» **Exercise prompt**:
Copy every line of the data that includes the string "的圆的极坐标方程".

(Stored records)
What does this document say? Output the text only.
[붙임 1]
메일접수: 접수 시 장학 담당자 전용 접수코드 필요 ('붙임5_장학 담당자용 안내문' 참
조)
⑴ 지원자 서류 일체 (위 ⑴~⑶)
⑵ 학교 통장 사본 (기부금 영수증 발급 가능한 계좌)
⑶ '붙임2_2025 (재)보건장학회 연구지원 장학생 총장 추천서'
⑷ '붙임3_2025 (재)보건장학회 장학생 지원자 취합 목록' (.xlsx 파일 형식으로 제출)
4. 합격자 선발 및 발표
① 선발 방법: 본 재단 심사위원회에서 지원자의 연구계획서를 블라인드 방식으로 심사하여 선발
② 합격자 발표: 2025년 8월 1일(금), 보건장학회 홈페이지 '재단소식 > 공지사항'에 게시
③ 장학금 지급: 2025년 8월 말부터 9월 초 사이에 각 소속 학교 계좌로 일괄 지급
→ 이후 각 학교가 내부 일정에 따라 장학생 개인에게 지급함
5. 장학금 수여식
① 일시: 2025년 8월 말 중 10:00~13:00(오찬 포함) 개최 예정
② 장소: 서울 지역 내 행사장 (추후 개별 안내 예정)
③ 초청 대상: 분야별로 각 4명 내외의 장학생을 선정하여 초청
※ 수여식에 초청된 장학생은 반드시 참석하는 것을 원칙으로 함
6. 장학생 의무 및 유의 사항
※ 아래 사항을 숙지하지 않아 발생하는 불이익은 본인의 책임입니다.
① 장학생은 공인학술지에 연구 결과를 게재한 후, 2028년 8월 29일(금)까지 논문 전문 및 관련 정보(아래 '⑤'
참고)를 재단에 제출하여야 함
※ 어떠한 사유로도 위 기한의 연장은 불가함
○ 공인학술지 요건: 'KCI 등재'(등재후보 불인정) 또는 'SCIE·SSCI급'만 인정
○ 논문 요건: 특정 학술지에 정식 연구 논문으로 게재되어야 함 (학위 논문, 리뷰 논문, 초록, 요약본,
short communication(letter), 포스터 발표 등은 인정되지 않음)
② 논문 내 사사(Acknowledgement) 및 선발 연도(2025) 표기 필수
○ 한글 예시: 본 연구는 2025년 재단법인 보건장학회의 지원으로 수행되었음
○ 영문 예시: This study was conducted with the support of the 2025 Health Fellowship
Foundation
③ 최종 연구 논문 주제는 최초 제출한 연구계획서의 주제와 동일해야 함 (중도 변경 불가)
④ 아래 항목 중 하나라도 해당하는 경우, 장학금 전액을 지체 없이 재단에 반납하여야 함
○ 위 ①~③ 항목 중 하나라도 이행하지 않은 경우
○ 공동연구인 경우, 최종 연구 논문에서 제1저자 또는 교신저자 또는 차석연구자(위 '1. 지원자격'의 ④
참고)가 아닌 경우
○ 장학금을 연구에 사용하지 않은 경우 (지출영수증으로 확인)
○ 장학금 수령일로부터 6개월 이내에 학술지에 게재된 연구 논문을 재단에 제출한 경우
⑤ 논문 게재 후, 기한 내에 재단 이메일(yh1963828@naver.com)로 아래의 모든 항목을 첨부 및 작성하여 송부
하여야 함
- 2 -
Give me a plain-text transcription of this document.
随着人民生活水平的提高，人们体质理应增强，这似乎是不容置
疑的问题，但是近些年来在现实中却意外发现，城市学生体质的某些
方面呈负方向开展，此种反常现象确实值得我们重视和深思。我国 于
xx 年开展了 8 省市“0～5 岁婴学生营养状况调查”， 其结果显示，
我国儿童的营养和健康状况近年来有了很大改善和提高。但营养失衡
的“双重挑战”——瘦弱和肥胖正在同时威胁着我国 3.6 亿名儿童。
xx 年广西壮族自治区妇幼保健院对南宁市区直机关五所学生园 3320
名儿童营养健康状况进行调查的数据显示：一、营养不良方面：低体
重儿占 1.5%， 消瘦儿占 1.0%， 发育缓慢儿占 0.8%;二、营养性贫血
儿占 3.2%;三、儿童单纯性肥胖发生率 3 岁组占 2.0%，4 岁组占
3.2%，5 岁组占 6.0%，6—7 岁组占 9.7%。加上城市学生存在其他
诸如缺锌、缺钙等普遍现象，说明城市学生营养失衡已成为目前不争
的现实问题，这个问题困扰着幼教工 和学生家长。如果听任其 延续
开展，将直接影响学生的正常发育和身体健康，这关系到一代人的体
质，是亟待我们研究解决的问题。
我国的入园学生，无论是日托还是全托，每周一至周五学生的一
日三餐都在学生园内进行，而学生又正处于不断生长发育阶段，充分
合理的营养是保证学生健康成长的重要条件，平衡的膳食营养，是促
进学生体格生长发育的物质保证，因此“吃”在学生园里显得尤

---

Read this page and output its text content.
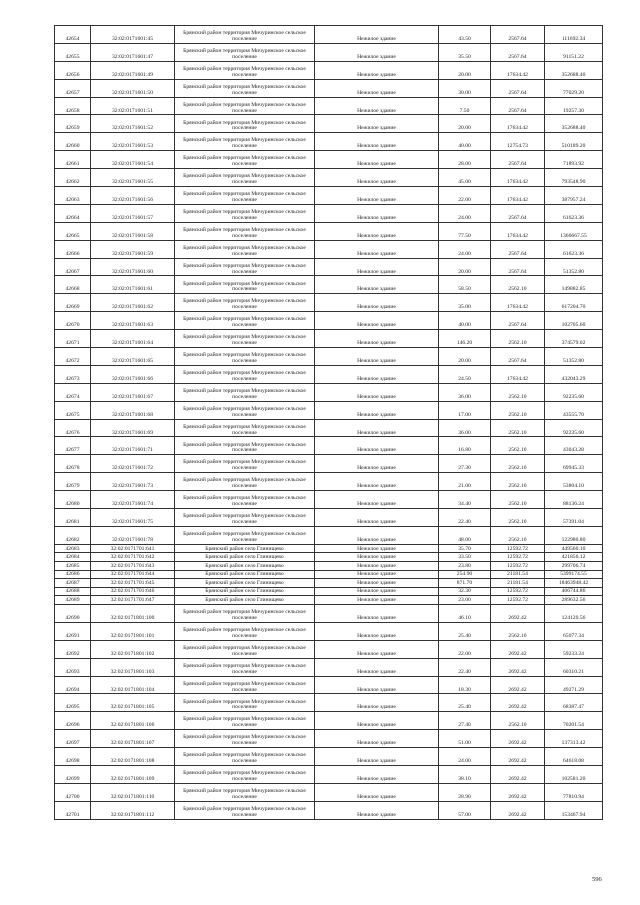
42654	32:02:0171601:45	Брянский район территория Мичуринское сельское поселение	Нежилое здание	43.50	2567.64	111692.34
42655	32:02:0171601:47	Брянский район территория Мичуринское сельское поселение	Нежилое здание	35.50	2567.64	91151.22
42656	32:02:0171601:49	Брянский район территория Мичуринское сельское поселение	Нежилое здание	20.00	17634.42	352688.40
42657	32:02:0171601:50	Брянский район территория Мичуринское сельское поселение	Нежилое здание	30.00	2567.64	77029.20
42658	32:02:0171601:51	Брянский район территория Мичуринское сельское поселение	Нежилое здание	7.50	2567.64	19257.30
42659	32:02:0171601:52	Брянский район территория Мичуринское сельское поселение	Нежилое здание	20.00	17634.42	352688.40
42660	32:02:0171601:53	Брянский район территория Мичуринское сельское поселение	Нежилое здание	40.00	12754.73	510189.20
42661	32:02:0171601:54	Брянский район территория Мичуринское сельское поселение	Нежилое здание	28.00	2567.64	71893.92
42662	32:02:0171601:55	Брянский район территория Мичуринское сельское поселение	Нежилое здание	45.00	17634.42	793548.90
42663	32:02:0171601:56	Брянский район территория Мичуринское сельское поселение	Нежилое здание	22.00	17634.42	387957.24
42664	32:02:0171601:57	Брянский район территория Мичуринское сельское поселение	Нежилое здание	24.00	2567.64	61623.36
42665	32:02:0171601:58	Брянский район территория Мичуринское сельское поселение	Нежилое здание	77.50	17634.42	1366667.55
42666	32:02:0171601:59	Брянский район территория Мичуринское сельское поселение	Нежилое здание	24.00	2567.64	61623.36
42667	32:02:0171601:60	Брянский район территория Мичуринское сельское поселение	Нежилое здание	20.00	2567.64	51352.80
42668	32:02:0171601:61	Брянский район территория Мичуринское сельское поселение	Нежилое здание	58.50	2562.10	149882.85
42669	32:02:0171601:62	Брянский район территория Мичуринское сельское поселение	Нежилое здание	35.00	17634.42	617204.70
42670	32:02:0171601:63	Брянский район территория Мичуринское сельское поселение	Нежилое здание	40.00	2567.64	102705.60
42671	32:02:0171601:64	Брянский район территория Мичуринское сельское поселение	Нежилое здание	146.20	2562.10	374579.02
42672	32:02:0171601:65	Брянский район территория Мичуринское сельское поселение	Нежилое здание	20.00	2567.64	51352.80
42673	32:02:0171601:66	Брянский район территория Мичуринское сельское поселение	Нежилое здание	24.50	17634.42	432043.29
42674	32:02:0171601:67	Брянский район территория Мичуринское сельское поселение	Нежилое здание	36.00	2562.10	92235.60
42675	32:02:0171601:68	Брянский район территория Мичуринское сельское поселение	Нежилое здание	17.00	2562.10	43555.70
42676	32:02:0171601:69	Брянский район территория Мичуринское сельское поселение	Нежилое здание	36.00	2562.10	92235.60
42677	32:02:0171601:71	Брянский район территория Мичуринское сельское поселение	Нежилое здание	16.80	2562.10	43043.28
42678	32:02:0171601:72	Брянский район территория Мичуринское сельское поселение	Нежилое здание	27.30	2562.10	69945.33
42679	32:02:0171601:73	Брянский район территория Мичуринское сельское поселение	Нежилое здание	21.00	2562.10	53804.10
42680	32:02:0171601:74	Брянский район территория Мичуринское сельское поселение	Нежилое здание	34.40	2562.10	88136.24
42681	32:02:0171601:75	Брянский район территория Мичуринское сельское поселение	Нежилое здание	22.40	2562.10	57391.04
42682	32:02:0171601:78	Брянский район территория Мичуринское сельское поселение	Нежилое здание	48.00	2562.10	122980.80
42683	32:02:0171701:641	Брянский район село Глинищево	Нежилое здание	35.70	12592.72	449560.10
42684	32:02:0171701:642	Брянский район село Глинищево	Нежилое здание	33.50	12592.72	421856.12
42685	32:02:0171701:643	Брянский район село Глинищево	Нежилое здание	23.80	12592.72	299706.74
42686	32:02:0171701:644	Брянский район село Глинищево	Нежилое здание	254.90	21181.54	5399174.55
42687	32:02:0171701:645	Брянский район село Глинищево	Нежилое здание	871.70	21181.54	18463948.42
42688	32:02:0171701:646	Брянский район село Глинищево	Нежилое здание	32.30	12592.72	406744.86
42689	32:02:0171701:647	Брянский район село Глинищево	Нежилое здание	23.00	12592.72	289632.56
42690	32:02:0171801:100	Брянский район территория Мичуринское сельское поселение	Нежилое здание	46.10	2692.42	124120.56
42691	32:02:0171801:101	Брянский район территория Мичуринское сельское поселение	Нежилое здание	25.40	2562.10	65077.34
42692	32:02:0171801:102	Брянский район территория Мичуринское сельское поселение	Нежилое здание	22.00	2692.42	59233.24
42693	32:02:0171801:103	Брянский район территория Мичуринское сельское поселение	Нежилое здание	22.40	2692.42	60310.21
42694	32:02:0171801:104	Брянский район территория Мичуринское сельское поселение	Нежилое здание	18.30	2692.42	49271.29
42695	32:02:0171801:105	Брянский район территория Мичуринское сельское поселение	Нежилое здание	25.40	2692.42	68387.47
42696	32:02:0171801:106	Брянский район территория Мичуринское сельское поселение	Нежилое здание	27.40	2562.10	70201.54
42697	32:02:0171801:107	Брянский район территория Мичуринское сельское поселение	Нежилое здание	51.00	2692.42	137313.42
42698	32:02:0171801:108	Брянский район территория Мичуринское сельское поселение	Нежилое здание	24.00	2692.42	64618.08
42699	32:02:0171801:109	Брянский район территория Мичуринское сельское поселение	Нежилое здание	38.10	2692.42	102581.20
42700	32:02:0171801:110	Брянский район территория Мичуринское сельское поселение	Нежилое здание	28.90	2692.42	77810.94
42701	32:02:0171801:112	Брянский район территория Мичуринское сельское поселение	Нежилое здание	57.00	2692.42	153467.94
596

* * *

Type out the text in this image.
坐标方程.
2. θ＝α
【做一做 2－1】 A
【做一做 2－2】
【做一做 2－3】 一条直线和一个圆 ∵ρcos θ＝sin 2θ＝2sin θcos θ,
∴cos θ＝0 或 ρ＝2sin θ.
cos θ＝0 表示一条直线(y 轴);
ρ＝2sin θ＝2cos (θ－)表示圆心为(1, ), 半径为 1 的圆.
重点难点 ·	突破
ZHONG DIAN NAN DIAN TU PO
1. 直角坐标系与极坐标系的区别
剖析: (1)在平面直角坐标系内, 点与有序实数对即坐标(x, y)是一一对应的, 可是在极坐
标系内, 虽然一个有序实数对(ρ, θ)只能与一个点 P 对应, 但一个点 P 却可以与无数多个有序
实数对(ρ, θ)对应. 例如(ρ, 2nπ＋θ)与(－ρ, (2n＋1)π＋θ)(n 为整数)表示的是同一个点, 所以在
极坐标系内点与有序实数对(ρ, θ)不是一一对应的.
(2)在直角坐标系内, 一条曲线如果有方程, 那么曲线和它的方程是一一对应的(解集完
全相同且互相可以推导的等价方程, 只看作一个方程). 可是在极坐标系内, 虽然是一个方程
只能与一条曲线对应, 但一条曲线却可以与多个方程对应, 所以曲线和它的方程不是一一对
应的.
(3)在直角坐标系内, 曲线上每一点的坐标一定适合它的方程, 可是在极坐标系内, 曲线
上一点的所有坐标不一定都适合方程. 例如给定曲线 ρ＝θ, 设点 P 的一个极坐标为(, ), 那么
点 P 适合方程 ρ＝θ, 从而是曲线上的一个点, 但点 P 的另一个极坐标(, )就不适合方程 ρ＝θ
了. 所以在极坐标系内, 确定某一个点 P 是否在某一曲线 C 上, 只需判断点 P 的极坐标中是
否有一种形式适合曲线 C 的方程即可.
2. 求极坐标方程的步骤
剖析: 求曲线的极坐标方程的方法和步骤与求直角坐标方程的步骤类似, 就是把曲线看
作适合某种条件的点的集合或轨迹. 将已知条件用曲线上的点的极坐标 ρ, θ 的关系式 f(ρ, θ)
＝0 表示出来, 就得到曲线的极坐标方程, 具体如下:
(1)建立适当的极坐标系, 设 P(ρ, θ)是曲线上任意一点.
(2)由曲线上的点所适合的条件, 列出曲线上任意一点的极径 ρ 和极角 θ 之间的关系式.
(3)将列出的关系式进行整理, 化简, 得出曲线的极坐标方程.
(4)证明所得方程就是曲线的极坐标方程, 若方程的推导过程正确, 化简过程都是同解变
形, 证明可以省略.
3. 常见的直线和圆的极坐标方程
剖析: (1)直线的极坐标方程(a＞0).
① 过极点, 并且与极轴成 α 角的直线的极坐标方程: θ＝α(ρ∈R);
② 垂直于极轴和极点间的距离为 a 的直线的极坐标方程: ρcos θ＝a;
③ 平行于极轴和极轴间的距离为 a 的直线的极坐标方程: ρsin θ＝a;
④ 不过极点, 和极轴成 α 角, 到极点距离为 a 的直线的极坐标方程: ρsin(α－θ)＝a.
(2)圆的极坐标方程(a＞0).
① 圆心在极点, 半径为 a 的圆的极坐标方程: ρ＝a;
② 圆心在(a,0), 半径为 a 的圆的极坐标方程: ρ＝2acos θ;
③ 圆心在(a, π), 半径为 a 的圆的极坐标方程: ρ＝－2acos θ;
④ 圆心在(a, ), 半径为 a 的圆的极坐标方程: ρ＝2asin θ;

» **Task output**:
① 圆心在极点, 半径为 a 的圆的极坐标方程: ρ＝a;
② 圆心在(a,0), 半径为 a 的圆的极坐标方程: ρ＝2acos θ;
③ 圆心在(a, π), 半径为 a 的圆的极坐标方程: ρ＝－2acos θ;
④ 圆心在(a, ), 半径为 a 的圆的极坐标方程: ρ＝2asin θ;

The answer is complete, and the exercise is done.